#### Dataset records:
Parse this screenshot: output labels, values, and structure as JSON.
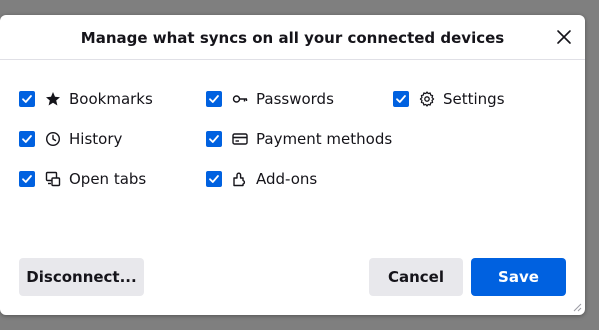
{
  "dialog": {
    "title": "Manage what syncs on all your connected devices",
    "close_label": "Close"
  },
  "options": {
    "bookmarks": {
      "label": "Bookmarks",
      "checked": true,
      "icon": "star-icon"
    },
    "history": {
      "label": "History",
      "checked": true,
      "icon": "clock-icon"
    },
    "open_tabs": {
      "label": "Open tabs",
      "checked": true,
      "icon": "synced-tabs-icon"
    },
    "passwords": {
      "label": "Passwords",
      "checked": true,
      "icon": "key-icon"
    },
    "payment_methods": {
      "label": "Payment methods",
      "checked": true,
      "icon": "credit-card-icon"
    },
    "addons": {
      "label": "Add-ons",
      "checked": true,
      "icon": "puzzle-piece-icon"
    },
    "settings": {
      "label": "Settings",
      "checked": true,
      "icon": "gear-icon"
    }
  },
  "buttons": {
    "disconnect": "Disconnect...",
    "cancel": "Cancel",
    "save": "Save"
  },
  "colors": {
    "accent": "#0061e0",
    "secondary_button": "#e8e8ec",
    "text": "#15141a"
  }
}
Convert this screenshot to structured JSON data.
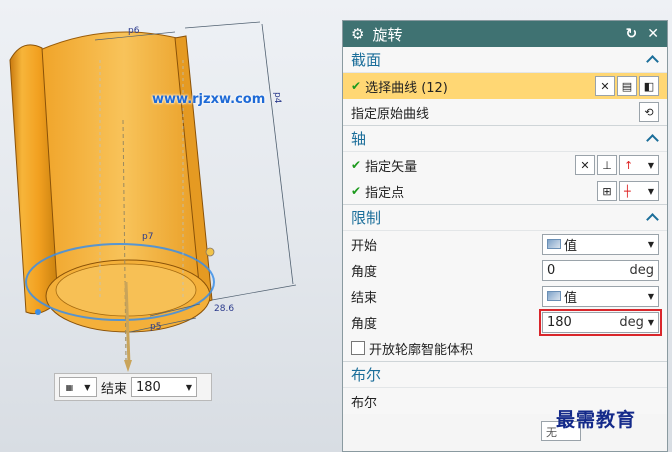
{
  "viewport": {
    "watermark": "www.rjzxw.com",
    "dimension_labels": [
      "p6",
      "p4",
      "p7",
      "p5",
      "28.6"
    ],
    "mini_toolbar": {
      "end_label": "结束",
      "end_value": "180"
    }
  },
  "dialog": {
    "title": "旋转",
    "sections": {
      "section": {
        "header": "截面",
        "select_curve_label": "选择曲线 (12)",
        "specify_origin_curve_label": "指定原始曲线"
      },
      "axis": {
        "header": "轴",
        "specify_vector_label": "指定矢量",
        "specify_point_label": "指定点"
      },
      "limits": {
        "header": "限制",
        "start_label": "开始",
        "start_option": "值",
        "start_angle_label": "角度",
        "start_angle_value": "0",
        "start_angle_unit": "deg",
        "end_label": "结束",
        "end_option": "值",
        "end_angle_label": "角度",
        "end_angle_value": "180",
        "end_angle_unit": "deg",
        "open_profile_label": "开放轮廓智能体积"
      },
      "boolean": {
        "header": "布尔",
        "boolean_label": "布尔",
        "boolean_value": "无"
      }
    }
  },
  "brand_watermark": "最需教育",
  "colors": {
    "titlebar": "#3f7272",
    "section_header": "#1b6e9a",
    "selected_row": "#ffd774",
    "highlight": "#d9262b",
    "model": "#f2a020"
  }
}
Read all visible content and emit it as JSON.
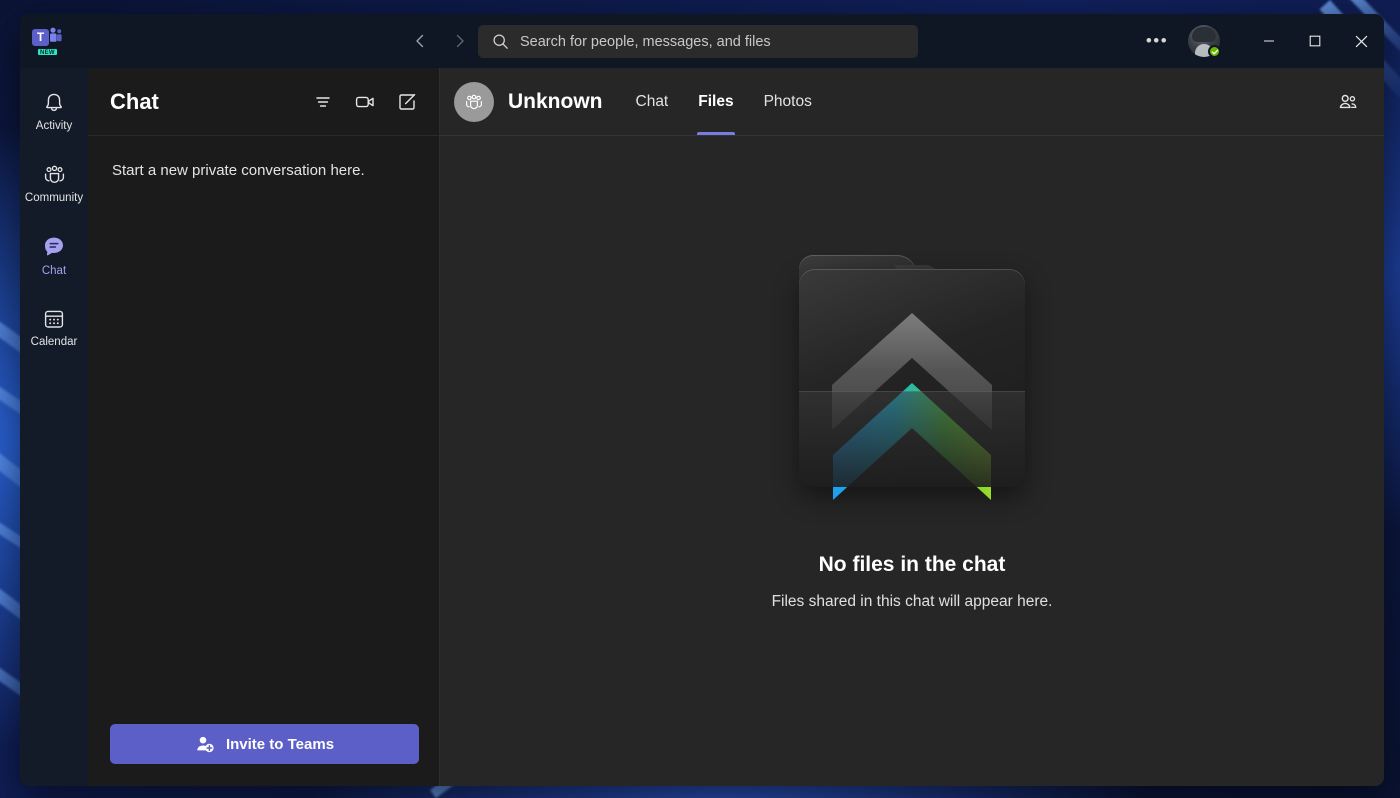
{
  "titlebar": {
    "logo_name": "teams-logo",
    "logo_letter": "T",
    "new_badge": "NEW",
    "back_label": "‹",
    "forward_label": "›",
    "more_label": "•••",
    "minimize_label": "—",
    "maximize_label": "□",
    "close_label": "✕",
    "presence": "available"
  },
  "search": {
    "placeholder": "Search for people, messages, and files",
    "value": ""
  },
  "rail": {
    "items": [
      {
        "label": "Activity",
        "icon": "bell-icon",
        "active": false
      },
      {
        "label": "Community",
        "icon": "people-community-icon",
        "active": false
      },
      {
        "label": "Chat",
        "icon": "chat-bubble-icon",
        "active": true
      },
      {
        "label": "Calendar",
        "icon": "calendar-icon",
        "active": false
      }
    ]
  },
  "chat_panel": {
    "title": "Chat",
    "icons": [
      {
        "name": "filter-icon"
      },
      {
        "name": "video-call-icon"
      },
      {
        "name": "compose-icon"
      }
    ],
    "empty_text": "Start a new private conversation here.",
    "invite_button": "Invite to Teams"
  },
  "conversation": {
    "avatar_icon": "group-avatar-icon",
    "title": "Unknown",
    "tabs": [
      {
        "label": "Chat",
        "active": false
      },
      {
        "label": "Files",
        "active": true
      },
      {
        "label": "Photos",
        "active": false
      }
    ],
    "roster_icon": "people-roster-icon"
  },
  "empty_state": {
    "illustration": "folder-files-icon",
    "title": "No files in the chat",
    "subtitle": "Files shared in this chat will appear here."
  },
  "colors": {
    "accent": "#5b5fc7",
    "tab_underline": "#7b7ae0",
    "rail_active": "#a6a0f0",
    "presence_green": "#6bb700",
    "badge_teal": "#2ee6c5"
  }
}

#### What you should do:
Omit every picture, then repeat the remaining data exactly as it appears above.

#### Output of the exercise:
Parse this screenshot: output labels, values, and structure as JSON.
{
  "dialog": {
    "title": "Manage what syncs on all your connected devices",
    "close_label": "Close"
  },
  "options": {
    "bookmarks": {
      "label": "Bookmarks",
      "checked": true,
      "icon": "star-icon"
    },
    "history": {
      "label": "History",
      "checked": true,
      "icon": "clock-icon"
    },
    "open_tabs": {
      "label": "Open tabs",
      "checked": true,
      "icon": "synced-tabs-icon"
    },
    "passwords": {
      "label": "Passwords",
      "checked": true,
      "icon": "key-icon"
    },
    "payment_methods": {
      "label": "Payment methods",
      "checked": true,
      "icon": "credit-card-icon"
    },
    "addons": {
      "label": "Add-ons",
      "checked": true,
      "icon": "puzzle-piece-icon"
    },
    "settings": {
      "label": "Settings",
      "checked": true,
      "icon": "gear-icon"
    }
  },
  "buttons": {
    "disconnect": "Disconnect...",
    "cancel": "Cancel",
    "save": "Save"
  },
  "colors": {
    "accent": "#0061e0",
    "secondary_button": "#e8e8ec",
    "text": "#15141a"
  }
}
Convert this screenshot to structured JSON data.
{
  "viewport": {
    "watermark": "www.rjzxw.com",
    "dimension_labels": [
      "p6",
      "p4",
      "p7",
      "p5",
      "28.6"
    ],
    "mini_toolbar": {
      "end_label": "结束",
      "end_value": "180"
    }
  },
  "dialog": {
    "title": "旋转",
    "sections": {
      "section": {
        "header": "截面",
        "select_curve_label": "选择曲线 (12)",
        "specify_origin_curve_label": "指定原始曲线"
      },
      "axis": {
        "header": "轴",
        "specify_vector_label": "指定矢量",
        "specify_point_label": "指定点"
      },
      "limits": {
        "header": "限制",
        "start_label": "开始",
        "start_option": "值",
        "start_angle_label": "角度",
        "start_angle_value": "0",
        "start_angle_unit": "deg",
        "end_label": "结束",
        "end_option": "值",
        "end_angle_label": "角度",
        "end_angle_value": "180",
        "end_angle_unit": "deg",
        "open_profile_label": "开放轮廓智能体积"
      },
      "boolean": {
        "header": "布尔",
        "boolean_label": "布尔",
        "boolean_value": "无"
      }
    }
  },
  "brand_watermark": "最需教育",
  "colors": {
    "titlebar": "#3f7272",
    "section_header": "#1b6e9a",
    "selected_row": "#ffd774",
    "highlight": "#d9262b",
    "model": "#f2a020"
  }
}
Read all visible content and emit it as JSON.
{
  "titlebar": {
    "logo_name": "teams-logo",
    "logo_letter": "T",
    "new_badge": "NEW",
    "back_label": "‹",
    "forward_label": "›",
    "more_label": "•••",
    "minimize_label": "—",
    "maximize_label": "□",
    "close_label": "✕",
    "presence": "available"
  },
  "search": {
    "placeholder": "Search for people, messages, and files",
    "value": ""
  },
  "rail": {
    "items": [
      {
        "label": "Activity",
        "icon": "bell-icon",
        "active": false
      },
      {
        "label": "Community",
        "icon": "people-community-icon",
        "active": false
      },
      {
        "label": "Chat",
        "icon": "chat-bubble-icon",
        "active": true
      },
      {
        "label": "Calendar",
        "icon": "calendar-icon",
        "active": false
      }
    ]
  },
  "chat_panel": {
    "title": "Chat",
    "icons": [
      {
        "name": "filter-icon"
      },
      {
        "name": "video-call-icon"
      },
      {
        "name": "compose-icon"
      }
    ],
    "empty_text": "Start a new private conversation here.",
    "invite_button": "Invite to Teams"
  },
  "conversation": {
    "avatar_icon": "group-avatar-icon",
    "title": "Unknown",
    "tabs": [
      {
        "label": "Chat",
        "active": false
      },
      {
        "label": "Files",
        "active": true
      },
      {
        "label": "Photos",
        "active": false
      }
    ],
    "roster_icon": "people-roster-icon"
  },
  "empty_state": {
    "illustration": "folder-files-icon",
    "title": "No files in the chat",
    "subtitle": "Files shared in this chat will appear here."
  },
  "colors": {
    "accent": "#5b5fc7",
    "tab_underline": "#7b7ae0",
    "rail_active": "#a6a0f0",
    "presence_green": "#6bb700",
    "badge_teal": "#2ee6c5"
  }
}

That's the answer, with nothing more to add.